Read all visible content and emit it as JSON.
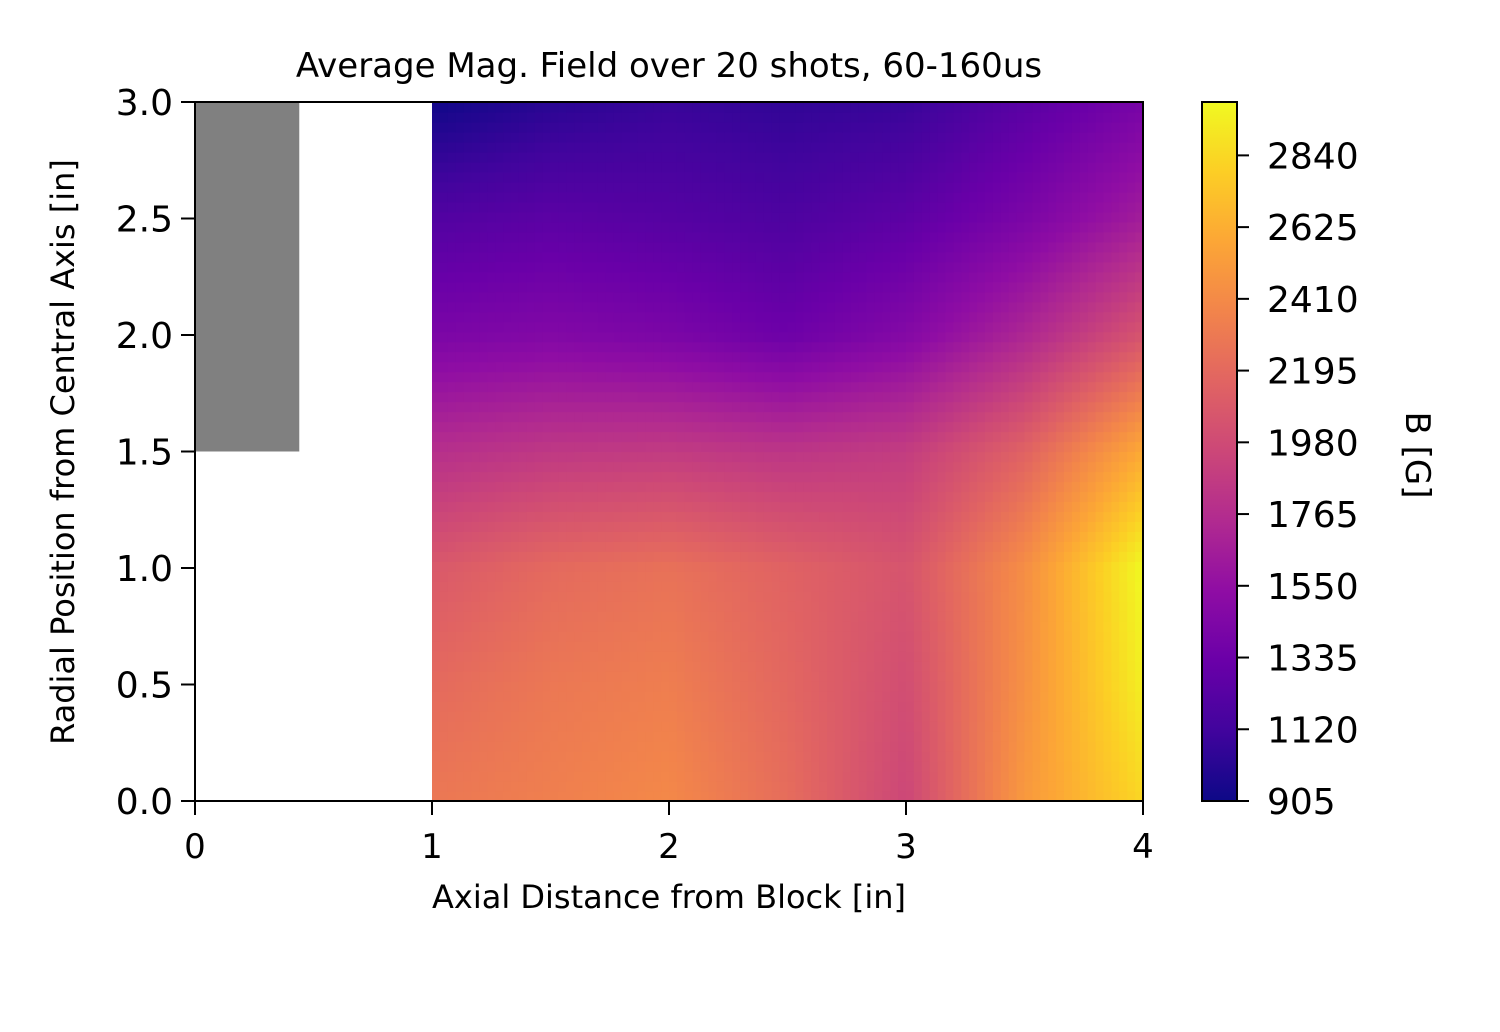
{
  "chart_data": {
    "type": "heatmap",
    "title": "Average Mag. Field over 20 shots, 60-160us",
    "xlabel": "Axial Distance from Block [in]",
    "ylabel": "Radial Position from Central Axis [in]",
    "colorbar_label": "B [G]",
    "xlim": [
      0,
      4
    ],
    "ylim": [
      0,
      3
    ],
    "x_ticks": [
      {
        "value": 0,
        "label": "0"
      },
      {
        "value": 1,
        "label": "1"
      },
      {
        "value": 2,
        "label": "2"
      },
      {
        "value": 3,
        "label": "3"
      },
      {
        "value": 4,
        "label": "4"
      }
    ],
    "y_ticks": [
      {
        "value": 0.0,
        "label": "0.0"
      },
      {
        "value": 0.5,
        "label": "0.5"
      },
      {
        "value": 1.0,
        "label": "1.0"
      },
      {
        "value": 1.5,
        "label": "1.5"
      },
      {
        "value": 2.0,
        "label": "2.0"
      },
      {
        "value": 2.5,
        "label": "2.5"
      },
      {
        "value": 3.0,
        "label": "3.0"
      }
    ],
    "colorbar_range": [
      905,
      3000
    ],
    "colorbar_ticks": [
      {
        "value": 905,
        "label": "905"
      },
      {
        "value": 1120,
        "label": "1120"
      },
      {
        "value": 1335,
        "label": "1335"
      },
      {
        "value": 1550,
        "label": "1550"
      },
      {
        "value": 1765,
        "label": "1765"
      },
      {
        "value": 1980,
        "label": "1980"
      },
      {
        "value": 2195,
        "label": "2195"
      },
      {
        "value": 2410,
        "label": "2410"
      },
      {
        "value": 2625,
        "label": "2625"
      },
      {
        "value": 2840,
        "label": "2840"
      }
    ],
    "colormap": "plasma",
    "block": {
      "x": [
        0,
        0.44
      ],
      "y": [
        1.5,
        3.0
      ],
      "color": "#808080"
    },
    "grid": false,
    "field": {
      "x": [
        1.0,
        1.5,
        2.0,
        2.5,
        3.0,
        3.5,
        4.0
      ],
      "y": [
        0.0,
        0.5,
        1.0,
        1.5,
        2.0,
        2.5,
        3.0
      ],
      "values": [
        [
          2290,
          2340,
          2400,
          2220,
          1950,
          2500,
          2830
        ],
        [
          2200,
          2290,
          2330,
          2180,
          2000,
          2450,
          2950
        ],
        [
          2080,
          2200,
          2250,
          2150,
          2050,
          2430,
          3000
        ],
        [
          1780,
          1850,
          1870,
          1830,
          1880,
          2150,
          2600
        ],
        [
          1420,
          1460,
          1420,
          1340,
          1470,
          1720,
          2050
        ],
        [
          1200,
          1250,
          1220,
          1180,
          1260,
          1420,
          1650
        ],
        [
          920,
          1020,
          1080,
          1050,
          1080,
          1240,
          1400
        ]
      ]
    }
  }
}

### Requirements:
Retype each line of the listing above word for word. Exclude the pictures.

### Output for this task:
Read all visible content and emit it as JSON.
{
  "chart_data": {
    "type": "heatmap",
    "title": "Average Mag. Field over 20 shots, 60-160us",
    "xlabel": "Axial Distance from Block [in]",
    "ylabel": "Radial Position from Central Axis [in]",
    "colorbar_label": "B [G]",
    "xlim": [
      0,
      4
    ],
    "ylim": [
      0,
      3
    ],
    "x_ticks": [
      {
        "value": 0,
        "label": "0"
      },
      {
        "value": 1,
        "label": "1"
      },
      {
        "value": 2,
        "label": "2"
      },
      {
        "value": 3,
        "label": "3"
      },
      {
        "value": 4,
        "label": "4"
      }
    ],
    "y_ticks": [
      {
        "value": 0.0,
        "label": "0.0"
      },
      {
        "value": 0.5,
        "label": "0.5"
      },
      {
        "value": 1.0,
        "label": "1.0"
      },
      {
        "value": 1.5,
        "label": "1.5"
      },
      {
        "value": 2.0,
        "label": "2.0"
      },
      {
        "value": 2.5,
        "label": "2.5"
      },
      {
        "value": 3.0,
        "label": "3.0"
      }
    ],
    "colorbar_range": [
      905,
      3000
    ],
    "colorbar_ticks": [
      {
        "value": 905,
        "label": "905"
      },
      {
        "value": 1120,
        "label": "1120"
      },
      {
        "value": 1335,
        "label": "1335"
      },
      {
        "value": 1550,
        "label": "1550"
      },
      {
        "value": 1765,
        "label": "1765"
      },
      {
        "value": 1980,
        "label": "1980"
      },
      {
        "value": 2195,
        "label": "2195"
      },
      {
        "value": 2410,
        "label": "2410"
      },
      {
        "value": 2625,
        "label": "2625"
      },
      {
        "value": 2840,
        "label": "2840"
      }
    ],
    "colormap": "plasma",
    "block": {
      "x": [
        0,
        0.44
      ],
      "y": [
        1.5,
        3.0
      ],
      "color": "#808080"
    },
    "grid": false,
    "field": {
      "x": [
        1.0,
        1.5,
        2.0,
        2.5,
        3.0,
        3.5,
        4.0
      ],
      "y": [
        0.0,
        0.5,
        1.0,
        1.5,
        2.0,
        2.5,
        3.0
      ],
      "values": [
        [
          2290,
          2340,
          2400,
          2220,
          1950,
          2500,
          2830
        ],
        [
          2200,
          2290,
          2330,
          2180,
          2000,
          2450,
          2950
        ],
        [
          2080,
          2200,
          2250,
          2150,
          2050,
          2430,
          3000
        ],
        [
          1780,
          1850,
          1870,
          1830,
          1880,
          2150,
          2600
        ],
        [
          1420,
          1460,
          1420,
          1340,
          1470,
          1720,
          2050
        ],
        [
          1200,
          1250,
          1220,
          1180,
          1260,
          1420,
          1650
        ],
        [
          920,
          1020,
          1080,
          1050,
          1080,
          1240,
          1400
        ]
      ]
    }
  }
}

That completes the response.